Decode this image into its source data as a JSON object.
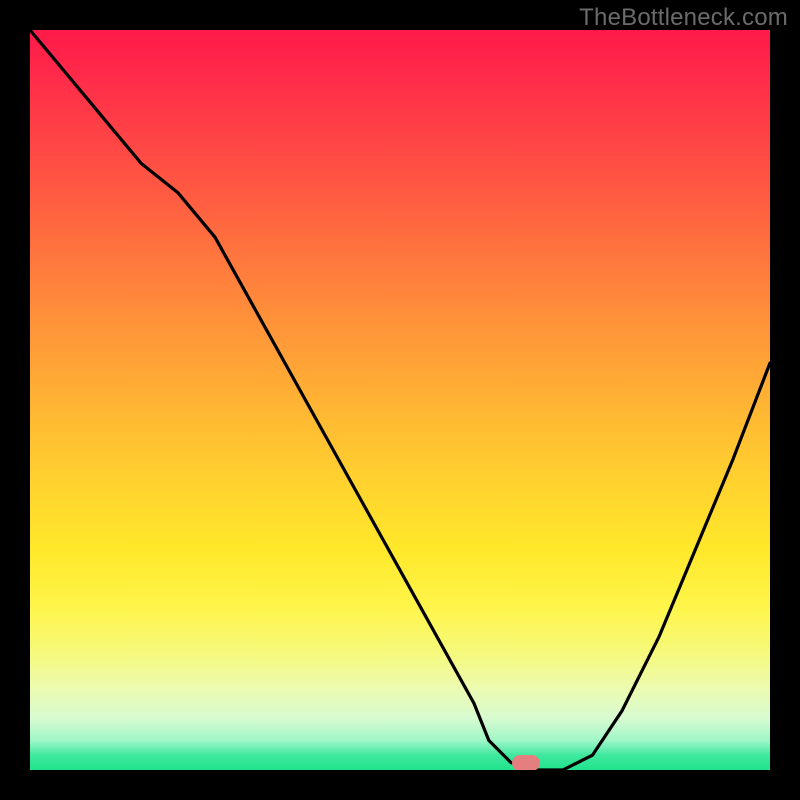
{
  "watermark": "TheBottleneck.com",
  "colors": {
    "frame_bg": "#000000",
    "curve": "#000000",
    "marker": "#e57e7f",
    "gradient_top": "#ff1a4a",
    "gradient_bottom": "#1fe38c"
  },
  "chart_data": {
    "type": "line",
    "title": "",
    "xlabel": "",
    "ylabel": "",
    "xlim": [
      0,
      100
    ],
    "ylim": [
      0,
      100
    ],
    "grid": false,
    "legend": false,
    "x": [
      0,
      5,
      10,
      15,
      20,
      25,
      30,
      35,
      40,
      45,
      50,
      55,
      60,
      62,
      65,
      68,
      72,
      76,
      80,
      85,
      90,
      95,
      100
    ],
    "values": [
      100,
      94,
      88,
      82,
      78,
      72,
      63,
      54,
      45,
      36,
      27,
      18,
      9,
      4,
      1,
      0,
      0,
      2,
      8,
      18,
      30,
      42,
      55
    ],
    "marker": {
      "x": 67,
      "y": 1
    },
    "notes": "Bottleneck-style V-curve. X axis proportional (no ticks shown). Y inverted visually: 0 = bottom (green/good), 100 = top (red/bad). Flat minimum near x≈65–72."
  }
}
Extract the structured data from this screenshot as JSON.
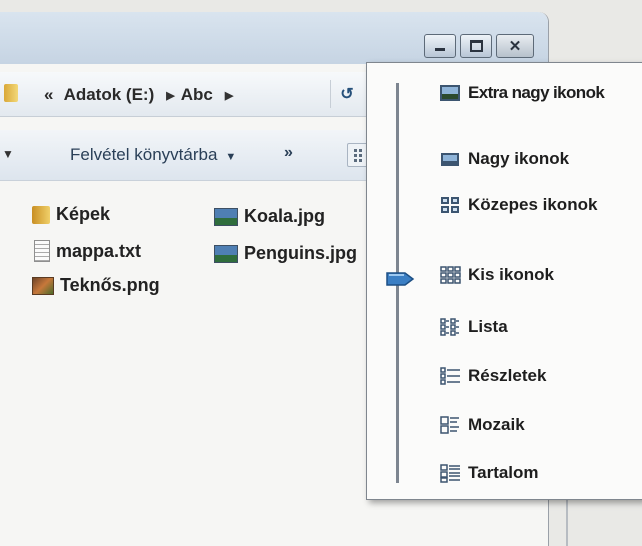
{
  "window": {
    "caption_buttons": {
      "minimize_icon": "minimize-icon",
      "maximize_icon": "maximize-icon",
      "close_icon": "close-icon",
      "close_glyph": "✕"
    }
  },
  "address_bar": {
    "overflow_glyph": "«",
    "crumbs": [
      "Adatok (E:)",
      "Abc"
    ],
    "separator_glyph": "▶",
    "refresh_glyph": "↺"
  },
  "toolbar": {
    "left_arrow_glyph": "▼",
    "library_label": "Felvétel könyvtárba",
    "library_caret": "▼",
    "more_glyph": "»"
  },
  "files": [
    {
      "name": "Képek",
      "icon": "folder-icon"
    },
    {
      "name": "mappa.txt",
      "icon": "text-file-icon"
    },
    {
      "name": "Teknős.png",
      "icon": "image-file-icon"
    },
    {
      "name": "Koala.jpg",
      "icon": "image-file-icon"
    },
    {
      "name": "Penguins.jpg",
      "icon": "image-file-icon"
    }
  ],
  "view_menu": {
    "selected": "Kis ikonok",
    "items": [
      {
        "label": "Extra nagy ikonok",
        "icon": "extra-large-icons-icon"
      },
      {
        "label": "Nagy ikonok",
        "icon": "large-icons-icon"
      },
      {
        "label": "Közepes ikonok",
        "icon": "medium-icons-icon"
      },
      {
        "label": "Kis ikonok",
        "icon": "small-icons-icon"
      },
      {
        "label": "Lista",
        "icon": "list-icon"
      },
      {
        "label": "Részletek",
        "icon": "details-icon"
      },
      {
        "label": "Mozaik",
        "icon": "tiles-icon"
      },
      {
        "label": "Tartalom",
        "icon": "content-icon"
      }
    ]
  },
  "colors": {
    "titlebar": "#c6d4e3",
    "slider_thumb": "#3b7fc4"
  }
}
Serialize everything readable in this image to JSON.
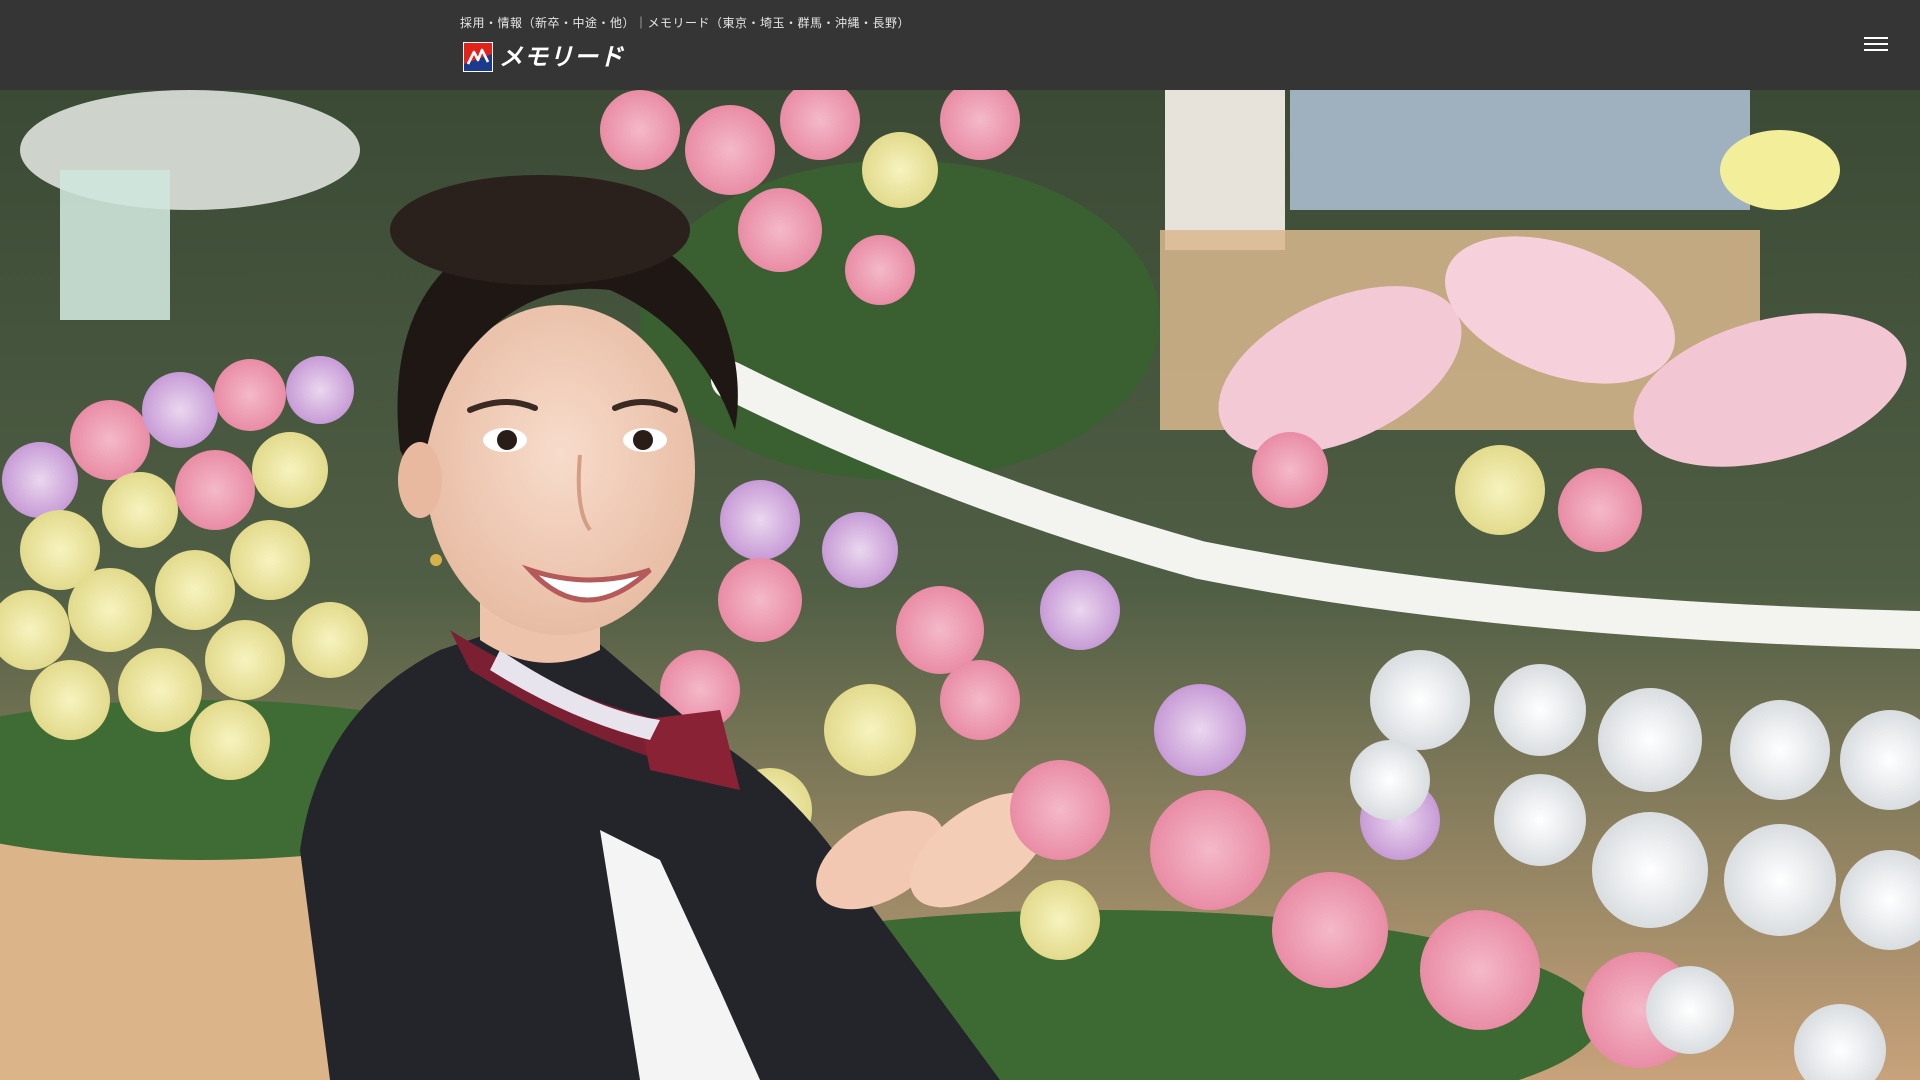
{
  "header": {
    "tagline": "採用・情報（新卒・中途・他）｜メモリード（東京・埼玉・群馬・沖縄・長野）",
    "logo_text": "メモリード",
    "logo_icon": "memolead-logo-icon",
    "menu_icon": "hamburger-menu-icon"
  },
  "hero": {
    "image": "photo-staff-smiling-with-funeral-flower-altar"
  },
  "colors": {
    "header_bg": "#353535",
    "logo_red": "#e2231a",
    "logo_blue": "#1b3a8c"
  }
}
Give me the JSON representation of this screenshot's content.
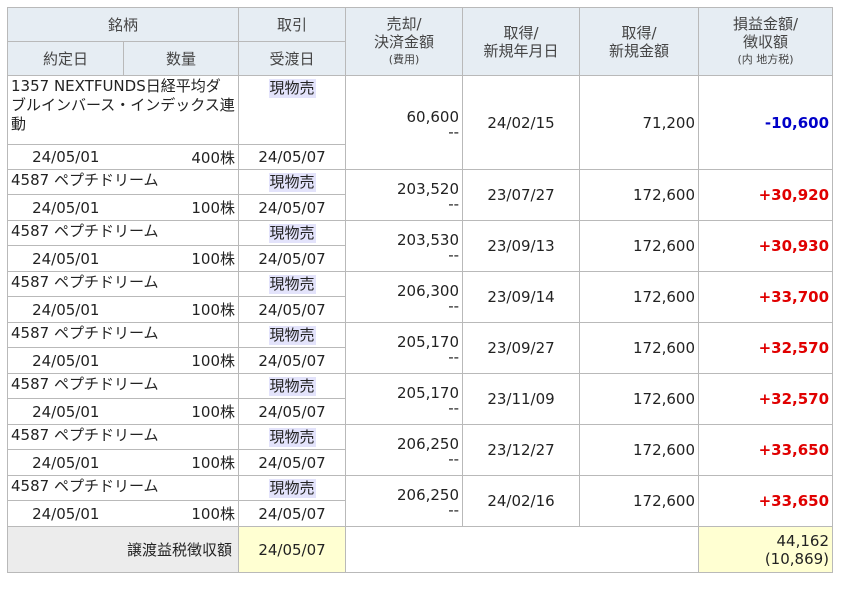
{
  "header": {
    "meigara": "銘柄",
    "torihiki": "取引",
    "baikyaku_l1": "売却/",
    "baikyaku_l2": "決済金額",
    "baikyaku_l3": "(費用)",
    "shutoku_date_l1": "取得/",
    "shutoku_date_l2": "新規年月日",
    "shutoku_amt_l1": "取得/",
    "shutoku_amt_l2": "新規金額",
    "pl_l1": "損益金額/",
    "pl_l2": "徴収額",
    "pl_l3": "(内 地方税)",
    "yakujobi": "約定日",
    "suryo": "数量",
    "ukewatashi": "受渡日"
  },
  "rows": [
    {
      "name": "1357 NEXTFUNDS日経平均ダブルインバース・インデックス連動",
      "trade": "現物売",
      "sale": "60,600",
      "fee": "--",
      "acq_date": "24/02/15",
      "acq_amount": "71,200",
      "pl": "-10,600",
      "pl_sign": "minus",
      "exec_date": "24/05/01",
      "qty": "400株",
      "settle_date": "24/05/07"
    },
    {
      "name": "4587 ペプチドリーム",
      "trade": "現物売",
      "sale": "203,520",
      "fee": "--",
      "acq_date": "23/07/27",
      "acq_amount": "172,600",
      "pl": "+30,920",
      "pl_sign": "plus",
      "exec_date": "24/05/01",
      "qty": "100株",
      "settle_date": "24/05/07"
    },
    {
      "name": "4587 ペプチドリーム",
      "trade": "現物売",
      "sale": "203,530",
      "fee": "--",
      "acq_date": "23/09/13",
      "acq_amount": "172,600",
      "pl": "+30,930",
      "pl_sign": "plus",
      "exec_date": "24/05/01",
      "qty": "100株",
      "settle_date": "24/05/07"
    },
    {
      "name": "4587 ペプチドリーム",
      "trade": "現物売",
      "sale": "206,300",
      "fee": "--",
      "acq_date": "23/09/14",
      "acq_amount": "172,600",
      "pl": "+33,700",
      "pl_sign": "plus",
      "exec_date": "24/05/01",
      "qty": "100株",
      "settle_date": "24/05/07"
    },
    {
      "name": "4587 ペプチドリーム",
      "trade": "現物売",
      "sale": "205,170",
      "fee": "--",
      "acq_date": "23/09/27",
      "acq_amount": "172,600",
      "pl": "+32,570",
      "pl_sign": "plus",
      "exec_date": "24/05/01",
      "qty": "100株",
      "settle_date": "24/05/07"
    },
    {
      "name": "4587 ペプチドリーム",
      "trade": "現物売",
      "sale": "205,170",
      "fee": "--",
      "acq_date": "23/11/09",
      "acq_amount": "172,600",
      "pl": "+32,570",
      "pl_sign": "plus",
      "exec_date": "24/05/01",
      "qty": "100株",
      "settle_date": "24/05/07"
    },
    {
      "name": "4587 ペプチドリーム",
      "trade": "現物売",
      "sale": "206,250",
      "fee": "--",
      "acq_date": "23/12/27",
      "acq_amount": "172,600",
      "pl": "+33,650",
      "pl_sign": "plus",
      "exec_date": "24/05/01",
      "qty": "100株",
      "settle_date": "24/05/07"
    },
    {
      "name": "4587 ペプチドリーム",
      "trade": "現物売",
      "sale": "206,250",
      "fee": "--",
      "acq_date": "24/02/16",
      "acq_amount": "172,600",
      "pl": "+33,650",
      "pl_sign": "plus",
      "exec_date": "24/05/01",
      "qty": "100株",
      "settle_date": "24/05/07"
    }
  ],
  "total": {
    "label": "譲渡益税徴収額",
    "date": "24/05/07",
    "amount": "44,162",
    "local_tax": "(10,869)"
  },
  "colors": {
    "header_bg": "#e6edf3",
    "minus": "#0000c8",
    "plus": "#e00000",
    "trade_bg": "#e3e3fb",
    "total_bg": "#ffffd2"
  }
}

→ **YOUR GOAL**
The records above must be printed exactly; the pictures stay out.

→ **THE RESULT**
Decode this image into its source data as a JSON object.
{
  "watermark": "TheBottleneck.com",
  "colors": {
    "frame_bg": "#000000",
    "curve": "#000000",
    "marker": "#e57e7f",
    "gradient_top": "#ff1a4a",
    "gradient_bottom": "#1fe38c"
  },
  "chart_data": {
    "type": "line",
    "title": "",
    "xlabel": "",
    "ylabel": "",
    "xlim": [
      0,
      100
    ],
    "ylim": [
      0,
      100
    ],
    "grid": false,
    "legend": false,
    "x": [
      0,
      5,
      10,
      15,
      20,
      25,
      30,
      35,
      40,
      45,
      50,
      55,
      60,
      62,
      65,
      68,
      72,
      76,
      80,
      85,
      90,
      95,
      100
    ],
    "values": [
      100,
      94,
      88,
      82,
      78,
      72,
      63,
      54,
      45,
      36,
      27,
      18,
      9,
      4,
      1,
      0,
      0,
      2,
      8,
      18,
      30,
      42,
      55
    ],
    "marker": {
      "x": 67,
      "y": 1
    },
    "notes": "Bottleneck-style V-curve. X axis proportional (no ticks shown). Y inverted visually: 0 = bottom (green/good), 100 = top (red/bad). Flat minimum near x≈65–72."
  }
}
Extract the structured data from this screenshot as JSON.
{
  "window": {
    "caption_buttons": {
      "minimize_icon": "minimize-icon",
      "maximize_icon": "maximize-icon",
      "close_icon": "close-icon",
      "close_glyph": "✕"
    }
  },
  "address_bar": {
    "overflow_glyph": "«",
    "crumbs": [
      "Adatok (E:)",
      "Abc"
    ],
    "separator_glyph": "▶",
    "refresh_glyph": "↺"
  },
  "toolbar": {
    "left_arrow_glyph": "▼",
    "library_label": "Felvétel könyvtárba",
    "library_caret": "▼",
    "more_glyph": "»"
  },
  "files": [
    {
      "name": "Képek",
      "icon": "folder-icon"
    },
    {
      "name": "mappa.txt",
      "icon": "text-file-icon"
    },
    {
      "name": "Teknős.png",
      "icon": "image-file-icon"
    },
    {
      "name": "Koala.jpg",
      "icon": "image-file-icon"
    },
    {
      "name": "Penguins.jpg",
      "icon": "image-file-icon"
    }
  ],
  "view_menu": {
    "selected": "Kis ikonok",
    "items": [
      {
        "label": "Extra nagy ikonok",
        "icon": "extra-large-icons-icon"
      },
      {
        "label": "Nagy ikonok",
        "icon": "large-icons-icon"
      },
      {
        "label": "Közepes ikonok",
        "icon": "medium-icons-icon"
      },
      {
        "label": "Kis ikonok",
        "icon": "small-icons-icon"
      },
      {
        "label": "Lista",
        "icon": "list-icon"
      },
      {
        "label": "Részletek",
        "icon": "details-icon"
      },
      {
        "label": "Mozaik",
        "icon": "tiles-icon"
      },
      {
        "label": "Tartalom",
        "icon": "content-icon"
      }
    ]
  },
  "colors": {
    "titlebar": "#c6d4e3",
    "slider_thumb": "#3b7fc4"
  }
}
Serialize everything readable in this image to JSON.
{
  "header": {
    "tagline": "採用・情報（新卒・中途・他）｜メモリード（東京・埼玉・群馬・沖縄・長野）",
    "logo_text": "メモリード",
    "logo_icon": "memolead-logo-icon",
    "menu_icon": "hamburger-menu-icon"
  },
  "hero": {
    "image": "photo-staff-smiling-with-funeral-flower-altar"
  },
  "colors": {
    "header_bg": "#353535",
    "logo_red": "#e2231a",
    "logo_blue": "#1b3a8c"
  }
}
Give me the JSON representation of this screenshot's content.
{
  "header": {
    "meigara": "銘柄",
    "torihiki": "取引",
    "baikyaku_l1": "売却/",
    "baikyaku_l2": "決済金額",
    "baikyaku_l3": "(費用)",
    "shutoku_date_l1": "取得/",
    "shutoku_date_l2": "新規年月日",
    "shutoku_amt_l1": "取得/",
    "shutoku_amt_l2": "新規金額",
    "pl_l1": "損益金額/",
    "pl_l2": "徴収額",
    "pl_l3": "(内 地方税)",
    "yakujobi": "約定日",
    "suryo": "数量",
    "ukewatashi": "受渡日"
  },
  "rows": [
    {
      "name": "1357 NEXTFUNDS日経平均ダブルインバース・インデックス連動",
      "trade": "現物売",
      "sale": "60,600",
      "fee": "--",
      "acq_date": "24/02/15",
      "acq_amount": "71,200",
      "pl": "-10,600",
      "pl_sign": "minus",
      "exec_date": "24/05/01",
      "qty": "400株",
      "settle_date": "24/05/07"
    },
    {
      "name": "4587 ペプチドリーム",
      "trade": "現物売",
      "sale": "203,520",
      "fee": "--",
      "acq_date": "23/07/27",
      "acq_amount": "172,600",
      "pl": "+30,920",
      "pl_sign": "plus",
      "exec_date": "24/05/01",
      "qty": "100株",
      "settle_date": "24/05/07"
    },
    {
      "name": "4587 ペプチドリーム",
      "trade": "現物売",
      "sale": "203,530",
      "fee": "--",
      "acq_date": "23/09/13",
      "acq_amount": "172,600",
      "pl": "+30,930",
      "pl_sign": "plus",
      "exec_date": "24/05/01",
      "qty": "100株",
      "settle_date": "24/05/07"
    },
    {
      "name": "4587 ペプチドリーム",
      "trade": "現物売",
      "sale": "206,300",
      "fee": "--",
      "acq_date": "23/09/14",
      "acq_amount": "172,600",
      "pl": "+33,700",
      "pl_sign": "plus",
      "exec_date": "24/05/01",
      "qty": "100株",
      "settle_date": "24/05/07"
    },
    {
      "name": "4587 ペプチドリーム",
      "trade": "現物売",
      "sale": "205,170",
      "fee": "--",
      "acq_date": "23/09/27",
      "acq_amount": "172,600",
      "pl": "+32,570",
      "pl_sign": "plus",
      "exec_date": "24/05/01",
      "qty": "100株",
      "settle_date": "24/05/07"
    },
    {
      "name": "4587 ペプチドリーム",
      "trade": "現物売",
      "sale": "205,170",
      "fee": "--",
      "acq_date": "23/11/09",
      "acq_amount": "172,600",
      "pl": "+32,570",
      "pl_sign": "plus",
      "exec_date": "24/05/01",
      "qty": "100株",
      "settle_date": "24/05/07"
    },
    {
      "name": "4587 ペプチドリーム",
      "trade": "現物売",
      "sale": "206,250",
      "fee": "--",
      "acq_date": "23/12/27",
      "acq_amount": "172,600",
      "pl": "+33,650",
      "pl_sign": "plus",
      "exec_date": "24/05/01",
      "qty": "100株",
      "settle_date": "24/05/07"
    },
    {
      "name": "4587 ペプチドリーム",
      "trade": "現物売",
      "sale": "206,250",
      "fee": "--",
      "acq_date": "24/02/16",
      "acq_amount": "172,600",
      "pl": "+33,650",
      "pl_sign": "plus",
      "exec_date": "24/05/01",
      "qty": "100株",
      "settle_date": "24/05/07"
    }
  ],
  "total": {
    "label": "譲渡益税徴収額",
    "date": "24/05/07",
    "amount": "44,162",
    "local_tax": "(10,869)"
  },
  "colors": {
    "header_bg": "#e6edf3",
    "minus": "#0000c8",
    "plus": "#e00000",
    "trade_bg": "#e3e3fb",
    "total_bg": "#ffffd2"
  }
}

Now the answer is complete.